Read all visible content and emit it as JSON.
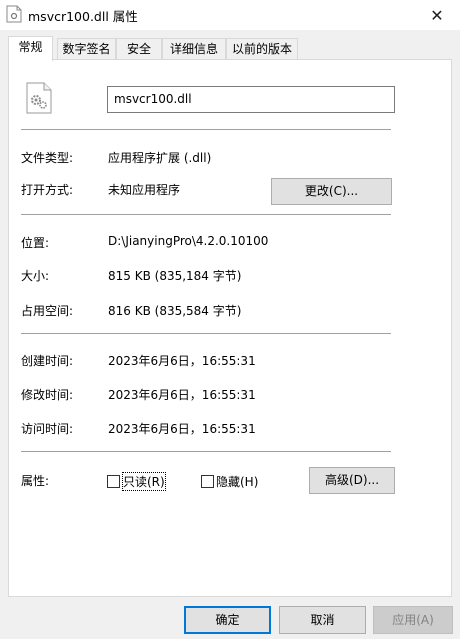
{
  "window": {
    "title": "msvcr100.dll 属性",
    "close_glyph": "✕"
  },
  "tabs": [
    {
      "label": "常规",
      "active": true
    },
    {
      "label": "数字签名"
    },
    {
      "label": "安全"
    },
    {
      "label": "详细信息"
    },
    {
      "label": "以前的版本"
    }
  ],
  "general": {
    "file_name": "msvcr100.dll",
    "file_type_label": "文件类型:",
    "file_type_value": "应用程序扩展 (.dll)",
    "opens_with_label": "打开方式:",
    "opens_with_value": "未知应用程序",
    "change_button": "更改(C)...",
    "location_label": "位置:",
    "location_value": "D:\\JianyingPro\\4.2.0.10100",
    "size_label": "大小:",
    "size_value": "815 KB (835,184 字节)",
    "size_on_disk_label": "占用空间:",
    "size_on_disk_value": "816 KB (835,584 字节)",
    "created_label": "创建时间:",
    "created_value": "2023年6月6日，16:55:31",
    "modified_label": "修改时间:",
    "modified_value": "2023年6月6日，16:55:31",
    "accessed_label": "访问时间:",
    "accessed_value": "2023年6月6日，16:55:31",
    "attributes_label": "属性:",
    "readonly_label": "只读(R)",
    "hidden_label": "隐藏(H)",
    "advanced_button": "高级(D)..."
  },
  "footer": {
    "ok": "确定",
    "cancel": "取消",
    "apply": "应用(A)"
  },
  "colors": {
    "accent": "#0078d7",
    "window_bg": "#f0f0f0",
    "panel_bg": "#ffffff"
  }
}
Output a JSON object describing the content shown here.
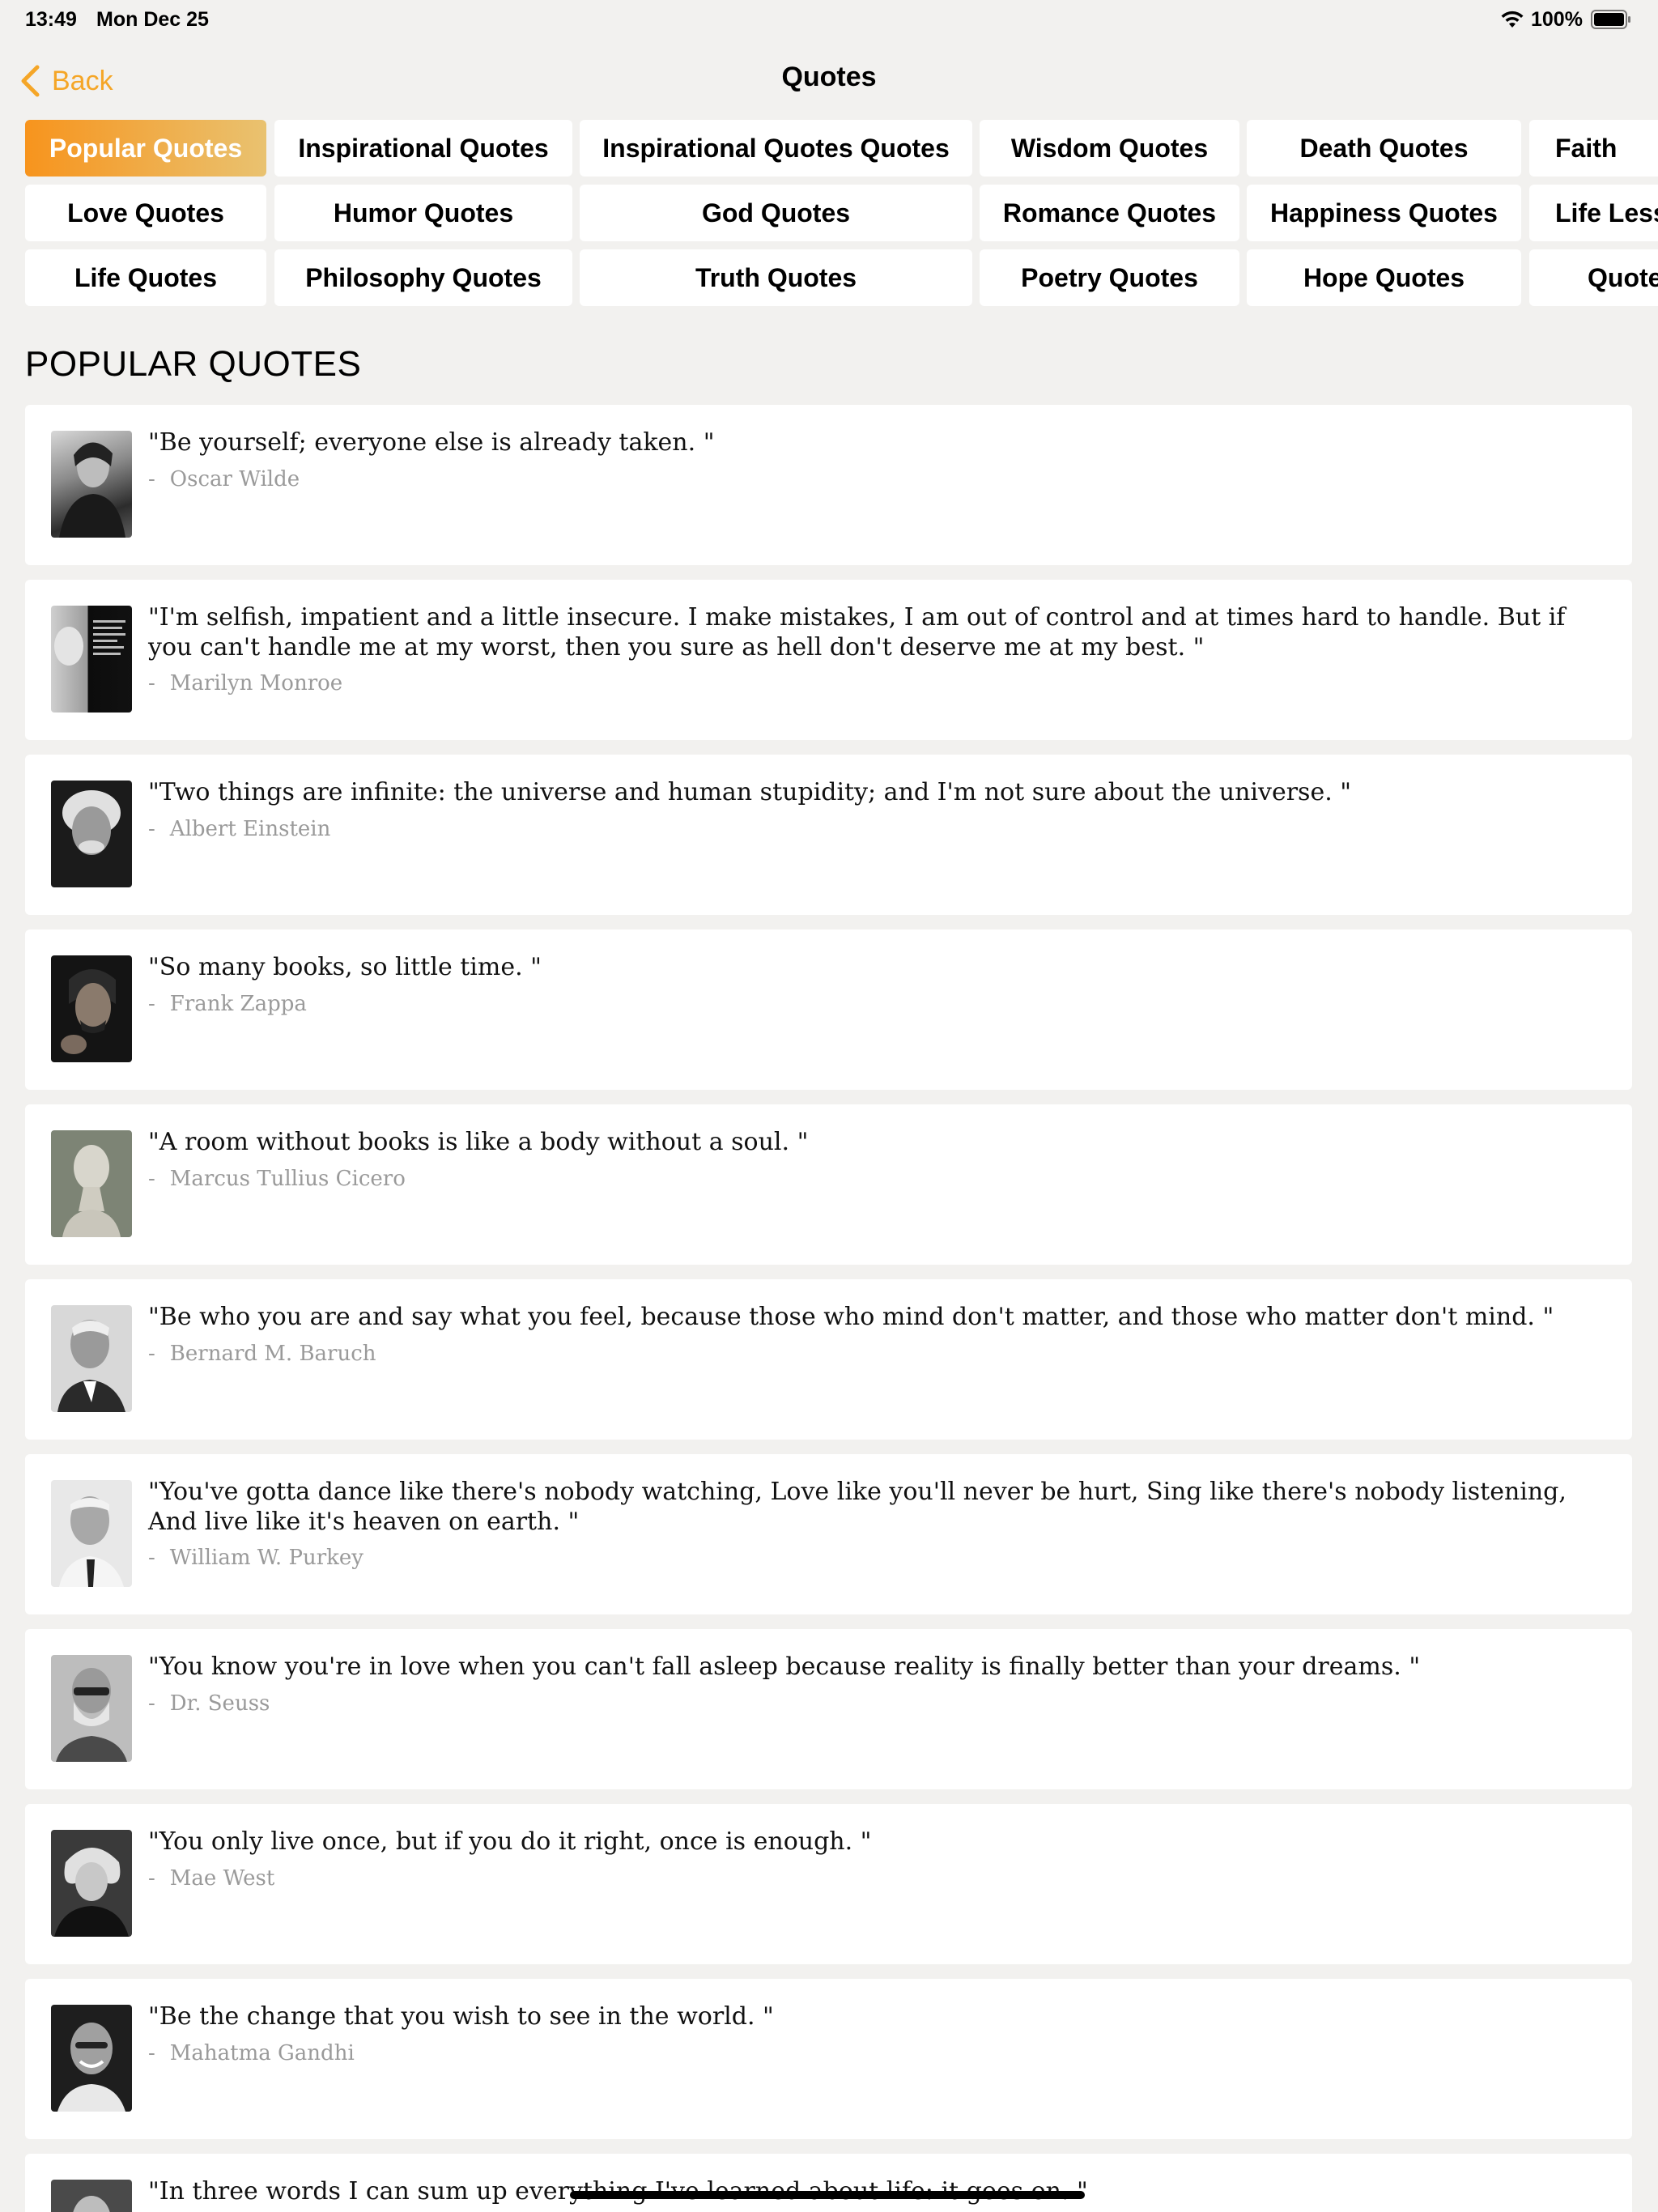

- - - - -

**Directive**
From the entries above, output every line exactly and omit any image.

**Exercise solution**
Read all visible content and emit it as JSON.
{
  "window": {
    "title": "msvcr100.dll 属性",
    "close_glyph": "✕"
  },
  "tabs": [
    {
      "label": "常规",
      "active": true
    },
    {
      "label": "数字签名"
    },
    {
      "label": "安全"
    },
    {
      "label": "详细信息"
    },
    {
      "label": "以前的版本"
    }
  ],
  "general": {
    "file_name": "msvcr100.dll",
    "file_type_label": "文件类型:",
    "file_type_value": "应用程序扩展 (.dll)",
    "opens_with_label": "打开方式:",
    "opens_with_value": "未知应用程序",
    "change_button": "更改(C)...",
    "location_label": "位置:",
    "location_value": "D:\\JianyingPro\\4.2.0.10100",
    "size_label": "大小:",
    "size_value": "815 KB (835,184 字节)",
    "size_on_disk_label": "占用空间:",
    "size_on_disk_value": "816 KB (835,584 字节)",
    "created_label": "创建时间:",
    "created_value": "2023年6月6日，16:55:31",
    "modified_label": "修改时间:",
    "modified_value": "2023年6月6日，16:55:31",
    "accessed_label": "访问时间:",
    "accessed_value": "2023年6月6日，16:55:31",
    "attributes_label": "属性:",
    "readonly_label": "只读(R)",
    "hidden_label": "隐藏(H)",
    "advanced_button": "高级(D)..."
  },
  "footer": {
    "ok": "确定",
    "cancel": "取消",
    "apply": "应用(A)"
  },
  "colors": {
    "accent": "#0078d7",
    "window_bg": "#f0f0f0",
    "panel_bg": "#ffffff"
  }
}
Output a JSON object describing the content shown here.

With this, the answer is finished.